## REQUIRED WORK
Return the full listing exactly as it is written.
(begin)
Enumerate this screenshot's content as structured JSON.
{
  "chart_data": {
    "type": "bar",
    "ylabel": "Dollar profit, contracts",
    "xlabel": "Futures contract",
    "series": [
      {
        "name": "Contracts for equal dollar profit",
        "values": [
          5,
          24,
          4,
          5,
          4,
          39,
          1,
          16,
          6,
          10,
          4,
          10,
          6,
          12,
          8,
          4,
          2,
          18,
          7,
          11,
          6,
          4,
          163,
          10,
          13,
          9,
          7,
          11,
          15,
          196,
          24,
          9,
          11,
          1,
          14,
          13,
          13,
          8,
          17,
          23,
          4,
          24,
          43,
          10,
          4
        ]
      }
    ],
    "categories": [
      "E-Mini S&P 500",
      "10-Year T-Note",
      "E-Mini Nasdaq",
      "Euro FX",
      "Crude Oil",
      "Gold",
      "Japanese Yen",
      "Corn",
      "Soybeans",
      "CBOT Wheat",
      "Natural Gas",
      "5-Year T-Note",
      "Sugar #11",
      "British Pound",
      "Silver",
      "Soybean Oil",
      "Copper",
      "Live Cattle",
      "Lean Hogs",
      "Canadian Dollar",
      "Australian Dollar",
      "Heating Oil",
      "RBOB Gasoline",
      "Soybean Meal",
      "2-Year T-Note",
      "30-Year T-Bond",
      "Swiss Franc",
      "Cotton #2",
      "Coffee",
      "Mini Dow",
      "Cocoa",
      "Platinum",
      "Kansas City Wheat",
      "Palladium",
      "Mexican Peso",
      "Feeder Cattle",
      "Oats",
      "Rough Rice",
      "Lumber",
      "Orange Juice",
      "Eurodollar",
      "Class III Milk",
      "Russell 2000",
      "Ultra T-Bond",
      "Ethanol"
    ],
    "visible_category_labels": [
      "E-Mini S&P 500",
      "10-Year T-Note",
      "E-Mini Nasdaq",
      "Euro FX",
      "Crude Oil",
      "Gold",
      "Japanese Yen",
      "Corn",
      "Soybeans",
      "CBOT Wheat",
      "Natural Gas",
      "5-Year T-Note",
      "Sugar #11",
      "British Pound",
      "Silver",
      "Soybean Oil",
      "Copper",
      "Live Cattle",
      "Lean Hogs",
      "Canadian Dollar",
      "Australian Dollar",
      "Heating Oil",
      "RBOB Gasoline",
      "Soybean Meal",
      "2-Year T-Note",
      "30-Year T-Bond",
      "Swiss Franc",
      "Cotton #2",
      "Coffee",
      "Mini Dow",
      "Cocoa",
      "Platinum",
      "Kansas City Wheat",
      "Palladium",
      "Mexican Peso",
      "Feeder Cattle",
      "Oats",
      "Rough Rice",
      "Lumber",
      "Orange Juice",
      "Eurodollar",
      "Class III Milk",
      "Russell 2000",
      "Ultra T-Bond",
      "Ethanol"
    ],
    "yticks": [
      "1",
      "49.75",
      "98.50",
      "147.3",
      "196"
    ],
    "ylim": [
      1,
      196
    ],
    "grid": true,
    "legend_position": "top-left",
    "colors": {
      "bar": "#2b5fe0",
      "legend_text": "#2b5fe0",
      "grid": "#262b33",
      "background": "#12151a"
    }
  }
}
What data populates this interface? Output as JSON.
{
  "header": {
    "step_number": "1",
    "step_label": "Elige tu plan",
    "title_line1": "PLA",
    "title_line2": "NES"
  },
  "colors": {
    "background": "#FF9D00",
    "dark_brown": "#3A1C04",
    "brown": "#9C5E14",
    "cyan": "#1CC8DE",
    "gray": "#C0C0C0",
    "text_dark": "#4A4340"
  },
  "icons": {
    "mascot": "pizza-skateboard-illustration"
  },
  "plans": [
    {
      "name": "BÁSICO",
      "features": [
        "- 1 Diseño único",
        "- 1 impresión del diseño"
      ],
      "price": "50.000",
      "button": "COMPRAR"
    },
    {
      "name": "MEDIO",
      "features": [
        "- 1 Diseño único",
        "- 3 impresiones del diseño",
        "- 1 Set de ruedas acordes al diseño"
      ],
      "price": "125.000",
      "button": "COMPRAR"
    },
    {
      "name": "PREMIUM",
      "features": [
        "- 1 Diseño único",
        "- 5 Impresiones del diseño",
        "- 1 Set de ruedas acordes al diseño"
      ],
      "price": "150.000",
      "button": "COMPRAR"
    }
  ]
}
(end)
## RESPONSE TO THE EXERCISE
Enumerate this screenshot's content as structured JSON.
{
  "chart_data": {
    "type": "bar",
    "ylabel": "Dollar profit, contracts",
    "xlabel": "Futures contract",
    "series": [
      {
        "name": "Contracts for equal dollar profit",
        "values": [
          5,
          24,
          4,
          5,
          4,
          39,
          1,
          16,
          6,
          10,
          4,
          10,
          6,
          12,
          8,
          4,
          2,
          18,
          7,
          11,
          6,
          4,
          163,
          10,
          13,
          9,
          7,
          11,
          15,
          196,
          24,
          9,
          11,
          1,
          14,
          13,
          13,
          8,
          17,
          23,
          4,
          24,
          43,
          10,
          4
        ]
      }
    ],
    "categories": [
      "E-Mini S&P 500",
      "10-Year T-Note",
      "E-Mini Nasdaq",
      "Euro FX",
      "Crude Oil",
      "Gold",
      "Japanese Yen",
      "Corn",
      "Soybeans",
      "CBOT Wheat",
      "Natural Gas",
      "5-Year T-Note",
      "Sugar #11",
      "British Pound",
      "Silver",
      "Soybean Oil",
      "Copper",
      "Live Cattle",
      "Lean Hogs",
      "Canadian Dollar",
      "Australian Dollar",
      "Heating Oil",
      "RBOB Gasoline",
      "Soybean Meal",
      "2-Year T-Note",
      "30-Year T-Bond",
      "Swiss Franc",
      "Cotton #2",
      "Coffee",
      "Mini Dow",
      "Cocoa",
      "Platinum",
      "Kansas City Wheat",
      "Palladium",
      "Mexican Peso",
      "Feeder Cattle",
      "Oats",
      "Rough Rice",
      "Lumber",
      "Orange Juice",
      "Eurodollar",
      "Class III Milk",
      "Russell 2000",
      "Ultra T-Bond",
      "Ethanol"
    ],
    "visible_category_labels": [
      "E-Mini S&P 500",
      "10-Year T-Note",
      "E-Mini Nasdaq",
      "Euro FX",
      "Crude Oil",
      "Gold",
      "Japanese Yen",
      "Corn",
      "Soybeans",
      "CBOT Wheat",
      "Natural Gas",
      "5-Year T-Note",
      "Sugar #11",
      "British Pound",
      "Silver",
      "Soybean Oil",
      "Copper",
      "Live Cattle",
      "Lean Hogs",
      "Canadian Dollar",
      "Australian Dollar",
      "Heating Oil",
      "RBOB Gasoline",
      "Soybean Meal",
      "2-Year T-Note",
      "30-Year T-Bond",
      "Swiss Franc",
      "Cotton #2",
      "Coffee",
      "Mini Dow",
      "Cocoa",
      "Platinum",
      "Kansas City Wheat",
      "Palladium",
      "Mexican Peso",
      "Feeder Cattle",
      "Oats",
      "Rough Rice",
      "Lumber",
      "Orange Juice",
      "Eurodollar",
      "Class III Milk",
      "Russell 2000",
      "Ultra T-Bond",
      "Ethanol"
    ],
    "yticks": [
      "1",
      "49.75",
      "98.50",
      "147.3",
      "196"
    ],
    "ylim": [
      1,
      196
    ],
    "grid": true,
    "legend_position": "top-left",
    "colors": {
      "bar": "#2b5fe0",
      "legend_text": "#2b5fe0",
      "grid": "#262b33",
      "background": "#12151a"
    }
  }
}
What data populates this interface? Output as JSON.
{
  "header": {
    "step_number": "1",
    "step_label": "Elige tu plan",
    "title_line1": "PLA",
    "title_line2": "NES"
  },
  "colors": {
    "background": "#FF9D00",
    "dark_brown": "#3A1C04",
    "brown": "#9C5E14",
    "cyan": "#1CC8DE",
    "gray": "#C0C0C0",
    "text_dark": "#4A4340"
  },
  "icons": {
    "mascot": "pizza-skateboard-illustration"
  },
  "plans": [
    {
      "name": "BÁSICO",
      "features": [
        "- 1 Diseño único",
        "- 1 impresión del diseño"
      ],
      "price": "50.000",
      "button": "COMPRAR"
    },
    {
      "name": "MEDIO",
      "features": [
        "- 1 Diseño único",
        "- 3 impresiones del diseño",
        "- 1 Set de ruedas acordes al diseño"
      ],
      "price": "125.000",
      "button": "COMPRAR"
    },
    {
      "name": "PREMIUM",
      "features": [
        "- 1 Diseño único",
        "- 5 Impresiones del diseño",
        "- 1 Set de ruedas acordes al diseño"
      ],
      "price": "150.000",
      "button": "COMPRAR"
    }
  ]
}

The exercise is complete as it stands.